* _Extracted text_
+ + + + +

There’s a lot of peacock-blue velvet at Jessi Singh’s Don’t Tell Aunty. It’s there on the long banquets and cushions – which clash endearingly with the polished-brass dining chairs. There are also sherbet-pink walls, onto which Bollywood movies are projected.

Don't Tell Aunty shares the atmosphere of Singh’s other mod-Indian restaurants in Melbourne and the US. The menu is stridently “inauthentic Indian”. There is uni (sea urchin) biryani – a mixed-rice dish made with dates, turmeric, shallots, ginger and topped with salmon roe and uni “tongues”, the fleshy, sac-like parts of the sea urchin.

+ + + + +

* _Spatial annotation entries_
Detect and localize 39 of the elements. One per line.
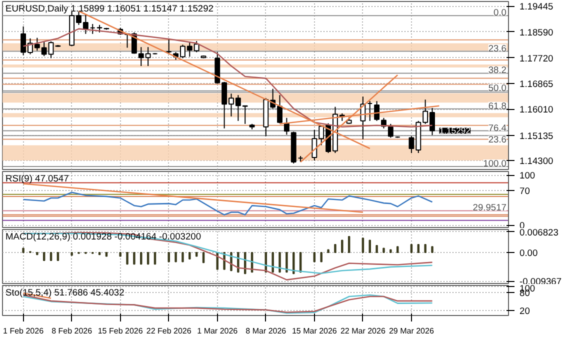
x-tick-label: 15 Feb 2026 xyxy=(98,326,144,336)
annotation: 23.6 xyxy=(488,43,506,54)
y-tick-label: 1.16865 xyxy=(520,79,554,90)
y-tick-label: 1.19445 xyxy=(520,2,554,12)
line-series xyxy=(22,192,433,216)
y-tick-label: 1.17720 xyxy=(520,53,554,64)
candlestick xyxy=(374,100,380,122)
annotation: 38.2 xyxy=(488,65,506,76)
y-tick-label: 1.18590 xyxy=(520,27,554,38)
y-tick-label: 20 xyxy=(520,306,530,316)
candlestick xyxy=(388,123,394,138)
x-tick-label: 15 Mar 2026 xyxy=(292,326,338,336)
y-tick-label: 100 xyxy=(520,170,536,181)
y-tick-label: 1.15135 xyxy=(520,130,554,141)
chart-title: Sto(15,5,4) 51.7686 45.4032 xyxy=(6,288,124,298)
chart-title: EURUSD,Daily 1.15899 1.16051 1.15147 1.15292 xyxy=(6,4,214,14)
candlestick xyxy=(284,117,290,136)
ref-line-label: 29.9517 xyxy=(472,202,507,213)
x-tick-label: 22 Mar 2026 xyxy=(340,326,386,336)
annotation: 1.15292 xyxy=(439,126,471,136)
annotation: 100.0 xyxy=(483,158,506,168)
y-tick-label: 0.006823 xyxy=(520,228,558,238)
x-tick-label: 8 Mar 2026 xyxy=(246,326,287,336)
candlestick xyxy=(166,38,172,54)
x-tick-label: 22 Feb 2026 xyxy=(146,326,192,336)
x-tick-label: 1 Mar 2026 xyxy=(197,326,238,336)
x-tick-label: 8 Feb 2026 xyxy=(52,326,93,336)
annotation: 61.8 xyxy=(488,100,506,111)
y-tick-label: 70 xyxy=(520,186,530,196)
y-tick-label: 1.16010 xyxy=(520,104,554,115)
x-tick-label: 1 Feb 2026 xyxy=(3,326,44,336)
y-tick-label: 1.14300 xyxy=(520,156,554,166)
annotation: 76.4 xyxy=(488,122,506,133)
annotation: 0.0 xyxy=(494,8,506,18)
chart-title: RSI(9) 47.0547 xyxy=(6,174,69,184)
annotation: 50.0 xyxy=(488,82,506,93)
annotation: 23.6 xyxy=(488,134,506,145)
x-tick-label: 29 Mar 2026 xyxy=(389,326,434,336)
y-tick-label: 0.00 xyxy=(520,248,538,258)
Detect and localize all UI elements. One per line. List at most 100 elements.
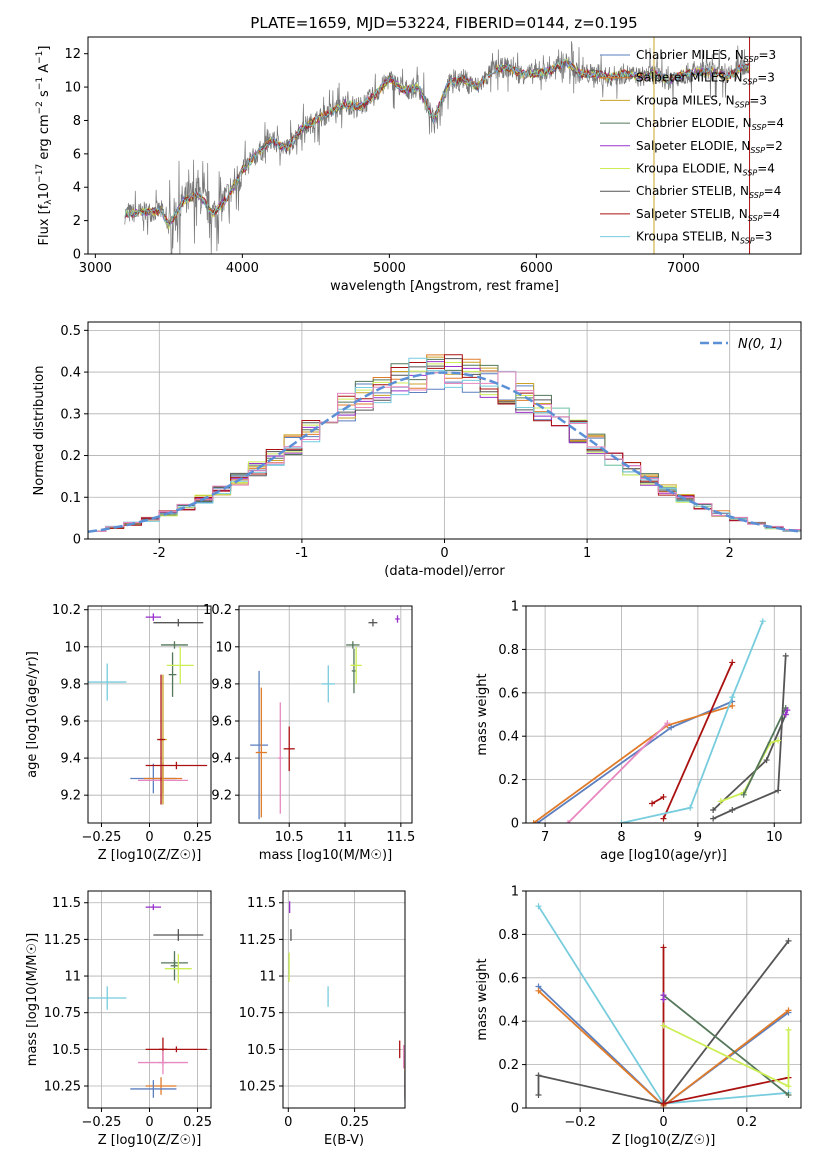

+ + + + +

* _Prompt 1_
From the review of Don't Tell Aunty, quote the passage between "There’s a lot" and "the sea urchin.", inclusive.
* _Prompt 2_
Write what comes next in the review of Don't Tell Aunty, picking up after its final sentence.

* _Written reply 1_
There’s a lot of peacock-blue velvet at Jessi Singh’s Don’t Tell Aunty. It’s there on the long banquets and cushions – which clash endearingly with the polished-brass dining chairs. There are also sherbet-pink walls, onto which Bollywood movies are projected.

Don't Tell Aunty shares the atmosphere of Singh’s other mod-Indian restaurants in Melbourne and the US. The menu is stridently “inauthentic Indian”. There is uni (sea urchin) biryani – a mixed-rice dish made with dates, turmeric, shallots, ginger and topped with salmon roe and uni “tongues”, the fleshy, sac-like parts of the sea urchin.

* _Written reply 2_
The Colonel Tso cauliflower is a play on the Sino-American dish General Tso chicken, which you find in North American Chinese restaurants. This is Singh’s version of gobi Manchurian, an Indian-Chinese dish found in Calcutta. The cauliflower is deep-fried into super-crisp florets and served with a Manchurian sauce of tomato, ginger, garlic and chilli. And the naan pizza is made with spiced tomato sauce and topped with fontina cheese and green-mango pickle-butter.

But it’s the butter chicken Singh is most proud of. He cooks the curry sans butter, ghee and oil yet it has a butter-y flavour, achieved through judicious use of dried fenugreek leaves and seeds.

There’s a self-serve beer fridge and wine shelf. The wine list features some $100-plus bottles. Singh says the stuffed blue peacock, installed above the shelf, keeps a watchful eye on any dishonest diners.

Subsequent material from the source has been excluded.